[Records from a dataset]
>> start

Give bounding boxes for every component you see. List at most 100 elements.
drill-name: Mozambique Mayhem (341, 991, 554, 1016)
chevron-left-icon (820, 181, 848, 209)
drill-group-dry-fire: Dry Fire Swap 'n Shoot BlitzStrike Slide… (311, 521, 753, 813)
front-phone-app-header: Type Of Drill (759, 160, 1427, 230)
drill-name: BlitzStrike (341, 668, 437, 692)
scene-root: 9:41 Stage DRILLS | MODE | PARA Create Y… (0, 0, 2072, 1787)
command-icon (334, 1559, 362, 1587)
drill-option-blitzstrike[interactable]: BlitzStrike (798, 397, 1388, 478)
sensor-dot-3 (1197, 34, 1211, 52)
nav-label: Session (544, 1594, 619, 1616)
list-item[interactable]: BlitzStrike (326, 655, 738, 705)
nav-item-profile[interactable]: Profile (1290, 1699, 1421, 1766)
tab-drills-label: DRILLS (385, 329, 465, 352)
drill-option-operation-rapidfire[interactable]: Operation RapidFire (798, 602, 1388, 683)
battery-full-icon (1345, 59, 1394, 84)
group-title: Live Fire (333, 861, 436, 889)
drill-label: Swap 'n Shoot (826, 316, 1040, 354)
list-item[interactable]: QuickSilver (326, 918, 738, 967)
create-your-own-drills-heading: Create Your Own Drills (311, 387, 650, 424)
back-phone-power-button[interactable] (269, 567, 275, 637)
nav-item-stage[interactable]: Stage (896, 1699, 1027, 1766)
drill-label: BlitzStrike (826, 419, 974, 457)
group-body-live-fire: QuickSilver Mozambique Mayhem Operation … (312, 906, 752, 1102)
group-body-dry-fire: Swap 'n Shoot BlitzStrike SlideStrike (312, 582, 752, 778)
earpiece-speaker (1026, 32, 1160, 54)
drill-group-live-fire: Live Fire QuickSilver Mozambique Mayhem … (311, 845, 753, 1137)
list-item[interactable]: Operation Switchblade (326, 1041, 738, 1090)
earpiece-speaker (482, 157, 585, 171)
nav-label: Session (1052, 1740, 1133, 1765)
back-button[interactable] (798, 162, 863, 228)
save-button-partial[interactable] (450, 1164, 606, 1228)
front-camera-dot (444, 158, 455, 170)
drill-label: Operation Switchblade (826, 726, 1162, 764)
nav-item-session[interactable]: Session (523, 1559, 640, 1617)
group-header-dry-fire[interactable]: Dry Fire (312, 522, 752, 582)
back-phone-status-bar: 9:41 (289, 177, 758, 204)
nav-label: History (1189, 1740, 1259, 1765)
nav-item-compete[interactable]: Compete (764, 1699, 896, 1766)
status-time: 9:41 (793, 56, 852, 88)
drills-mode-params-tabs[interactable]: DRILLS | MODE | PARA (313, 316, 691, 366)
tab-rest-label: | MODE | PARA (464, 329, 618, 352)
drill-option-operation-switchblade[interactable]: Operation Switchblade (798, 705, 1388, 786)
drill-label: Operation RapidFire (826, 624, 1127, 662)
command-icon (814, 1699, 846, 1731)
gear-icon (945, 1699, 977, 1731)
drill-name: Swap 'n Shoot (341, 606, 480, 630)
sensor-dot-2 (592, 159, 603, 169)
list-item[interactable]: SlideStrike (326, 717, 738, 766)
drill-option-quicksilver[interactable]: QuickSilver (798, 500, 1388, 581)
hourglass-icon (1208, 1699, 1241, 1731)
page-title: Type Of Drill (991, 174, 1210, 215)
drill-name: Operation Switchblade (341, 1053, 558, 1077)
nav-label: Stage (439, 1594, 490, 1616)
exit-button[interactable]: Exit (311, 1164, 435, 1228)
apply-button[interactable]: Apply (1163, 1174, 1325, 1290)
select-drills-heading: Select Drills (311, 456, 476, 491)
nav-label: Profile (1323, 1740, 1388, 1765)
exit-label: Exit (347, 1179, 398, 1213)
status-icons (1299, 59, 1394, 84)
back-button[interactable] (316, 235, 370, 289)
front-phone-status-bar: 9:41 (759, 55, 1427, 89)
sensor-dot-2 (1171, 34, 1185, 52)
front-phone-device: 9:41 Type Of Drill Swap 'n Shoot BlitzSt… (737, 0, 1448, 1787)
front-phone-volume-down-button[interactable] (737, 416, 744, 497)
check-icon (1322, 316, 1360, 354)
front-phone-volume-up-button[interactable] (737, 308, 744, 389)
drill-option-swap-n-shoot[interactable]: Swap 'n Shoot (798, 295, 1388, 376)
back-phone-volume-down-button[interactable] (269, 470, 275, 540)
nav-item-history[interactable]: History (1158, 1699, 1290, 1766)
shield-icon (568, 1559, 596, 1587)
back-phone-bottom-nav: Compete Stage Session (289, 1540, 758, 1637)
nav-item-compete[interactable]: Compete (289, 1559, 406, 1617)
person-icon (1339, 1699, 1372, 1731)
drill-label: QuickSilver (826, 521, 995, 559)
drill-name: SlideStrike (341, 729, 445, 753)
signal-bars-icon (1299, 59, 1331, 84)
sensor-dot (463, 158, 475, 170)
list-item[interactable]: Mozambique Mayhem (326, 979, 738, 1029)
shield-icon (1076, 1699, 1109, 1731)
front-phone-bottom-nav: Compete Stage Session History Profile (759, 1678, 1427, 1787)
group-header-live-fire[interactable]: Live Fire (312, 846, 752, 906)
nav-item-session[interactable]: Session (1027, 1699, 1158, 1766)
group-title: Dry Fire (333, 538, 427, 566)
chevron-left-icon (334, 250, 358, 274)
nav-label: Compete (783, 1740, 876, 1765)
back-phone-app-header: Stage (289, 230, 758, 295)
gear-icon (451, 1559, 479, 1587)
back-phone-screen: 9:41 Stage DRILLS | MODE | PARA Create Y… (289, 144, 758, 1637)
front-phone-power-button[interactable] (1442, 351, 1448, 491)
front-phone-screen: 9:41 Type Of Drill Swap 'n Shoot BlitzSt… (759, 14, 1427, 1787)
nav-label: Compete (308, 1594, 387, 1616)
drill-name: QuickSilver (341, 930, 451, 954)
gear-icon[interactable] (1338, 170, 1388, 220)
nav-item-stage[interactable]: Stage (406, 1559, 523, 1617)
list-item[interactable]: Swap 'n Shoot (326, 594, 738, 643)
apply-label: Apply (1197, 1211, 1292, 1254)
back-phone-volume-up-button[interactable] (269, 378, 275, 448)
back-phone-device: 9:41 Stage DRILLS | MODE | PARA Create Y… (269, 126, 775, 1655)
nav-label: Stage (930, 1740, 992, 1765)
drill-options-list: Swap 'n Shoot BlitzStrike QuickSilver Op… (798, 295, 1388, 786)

>> end

▸ **Problem**
Print every one of the lines above verbatim, leaving each one unchanged.

▸ **Task answer**
Give bounding boxes for every component you see. List at most 100 elements.
drill-name: Mozambique Mayhem (341, 991, 554, 1016)
chevron-left-icon (820, 181, 848, 209)
drill-group-dry-fire: Dry Fire Swap 'n Shoot BlitzStrike Slide… (311, 521, 753, 813)
front-phone-app-header: Type Of Drill (759, 160, 1427, 230)
drill-name: BlitzStrike (341, 668, 437, 692)
scene-root: 9:41 Stage DRILLS | MODE | PARA Create Y… (0, 0, 2072, 1787)
command-icon (334, 1559, 362, 1587)
drill-option-blitzstrike[interactable]: BlitzStrike (798, 397, 1388, 478)
sensor-dot-3 (1197, 34, 1211, 52)
nav-label: Session (544, 1594, 619, 1616)
list-item[interactable]: BlitzStrike (326, 655, 738, 705)
nav-item-profile[interactable]: Profile (1290, 1699, 1421, 1766)
tab-drills-label: DRILLS (385, 329, 465, 352)
drill-option-operation-rapidfire[interactable]: Operation RapidFire (798, 602, 1388, 683)
battery-full-icon (1345, 59, 1394, 84)
group-title: Live Fire (333, 861, 436, 889)
drill-label: Swap 'n Shoot (826, 316, 1040, 354)
list-item[interactable]: QuickSilver (326, 918, 738, 967)
create-your-own-drills-heading: Create Your Own Drills (311, 387, 650, 424)
back-phone-power-button[interactable] (269, 567, 275, 637)
nav-item-stage[interactable]: Stage (896, 1699, 1027, 1766)
drill-label: BlitzStrike (826, 419, 974, 457)
group-body-live-fire: QuickSilver Mozambique Mayhem Operation … (312, 906, 752, 1102)
group-body-dry-fire: Swap 'n Shoot BlitzStrike SlideStrike (312, 582, 752, 778)
earpiece-speaker (1026, 32, 1160, 54)
drill-group-live-fire: Live Fire QuickSilver Mozambique Mayhem … (311, 845, 753, 1137)
list-item[interactable]: Operation Switchblade (326, 1041, 738, 1090)
earpiece-speaker (482, 157, 585, 171)
nav-label: Session (1052, 1740, 1133, 1765)
back-button[interactable] (798, 162, 863, 228)
save-button-partial[interactable] (450, 1164, 606, 1228)
front-camera-dot (444, 158, 455, 170)
drill-label: Operation Switchblade (826, 726, 1162, 764)
nav-item-session[interactable]: Session (523, 1559, 640, 1617)
group-header-dry-fire[interactable]: Dry Fire (312, 522, 752, 582)
back-phone-status-bar: 9:41 (289, 177, 758, 204)
nav-label: History (1189, 1740, 1259, 1765)
nav-item-compete[interactable]: Compete (764, 1699, 896, 1766)
status-time: 9:41 (793, 56, 852, 88)
drills-mode-params-tabs[interactable]: DRILLS | MODE | PARA (313, 316, 691, 366)
tab-rest-label: | MODE | PARA (464, 329, 618, 352)
drill-option-operation-switchblade[interactable]: Operation Switchblade (798, 705, 1388, 786)
drill-label: Operation RapidFire (826, 624, 1127, 662)
command-icon (814, 1699, 846, 1731)
gear-icon (945, 1699, 977, 1731)
drill-name: Swap 'n Shoot (341, 606, 480, 630)
sensor-dot-2 (592, 159, 603, 169)
list-item[interactable]: SlideStrike (326, 717, 738, 766)
drill-option-quicksilver[interactable]: QuickSilver (798, 500, 1388, 581)
hourglass-icon (1208, 1699, 1241, 1731)
page-title: Type Of Drill (991, 174, 1210, 215)
drill-name: Operation Switchblade (341, 1053, 558, 1077)
nav-label: Stage (439, 1594, 490, 1616)
exit-button[interactable]: Exit (311, 1164, 435, 1228)
apply-button[interactable]: Apply (1163, 1174, 1325, 1290)
select-drills-heading: Select Drills (311, 456, 476, 491)
nav-label: Profile (1323, 1740, 1388, 1765)
exit-label: Exit (347, 1179, 398, 1213)
status-icons (1299, 59, 1394, 84)
back-button[interactable] (316, 235, 370, 289)
front-phone-status-bar: 9:41 (759, 55, 1427, 89)
sensor-dot-2 (1171, 34, 1185, 52)
front-phone-device: 9:41 Type Of Drill Swap 'n Shoot BlitzSt… (737, 0, 1448, 1787)
front-phone-volume-down-button[interactable] (737, 416, 744, 497)
check-icon (1322, 316, 1360, 354)
front-phone-volume-up-button[interactable] (737, 308, 744, 389)
drill-option-swap-n-shoot[interactable]: Swap 'n Shoot (798, 295, 1388, 376)
back-phone-volume-down-button[interactable] (269, 470, 275, 540)
nav-item-history[interactable]: History (1158, 1699, 1290, 1766)
shield-icon (568, 1559, 596, 1587)
back-phone-bottom-nav: Compete Stage Session (289, 1540, 758, 1637)
nav-item-compete[interactable]: Compete (289, 1559, 406, 1617)
person-icon (1339, 1699, 1372, 1731)
drill-label: QuickSilver (826, 521, 995, 559)
drill-name: SlideStrike (341, 729, 445, 753)
signal-bars-icon (1299, 59, 1331, 84)
sensor-dot (463, 158, 475, 170)
list-item[interactable]: Mozambique Mayhem (326, 979, 738, 1029)
shield-icon (1076, 1699, 1109, 1731)
front-phone-bottom-nav: Compete Stage Session History Profile (759, 1678, 1427, 1787)
group-header-live-fire[interactable]: Live Fire (312, 846, 752, 906)
nav-item-session[interactable]: Session (1027, 1699, 1158, 1766)
group-title: Dry Fire (333, 538, 427, 566)
chevron-left-icon (334, 250, 358, 274)
nav-label: Compete (783, 1740, 876, 1765)
back-phone-app-header: Stage (289, 230, 758, 295)
gear-icon (451, 1559, 479, 1587)
back-phone-screen: 9:41 Stage DRILLS | MODE | PARA Create Y… (289, 144, 758, 1637)
front-phone-power-button[interactable] (1442, 351, 1448, 491)
front-phone-screen: 9:41 Type Of Drill Swap 'n Shoot BlitzSt… (759, 14, 1427, 1787)
nav-label: Compete (308, 1594, 387, 1616)
drill-name: QuickSilver (341, 930, 451, 954)
gear-icon[interactable] (1338, 170, 1388, 220)
nav-item-stage[interactable]: Stage (406, 1559, 523, 1617)
list-item[interactable]: Swap 'n Shoot (326, 594, 738, 643)
apply-label: Apply (1197, 1211, 1292, 1254)
back-phone-volume-up-button[interactable] (269, 378, 275, 448)
back-phone-device: 9:41 Stage DRILLS | MODE | PARA Create Y… (269, 126, 775, 1655)
nav-label: Stage (930, 1740, 992, 1765)
drill-options-list: Swap 'n Shoot BlitzStrike QuickSilver Op… (798, 295, 1388, 786)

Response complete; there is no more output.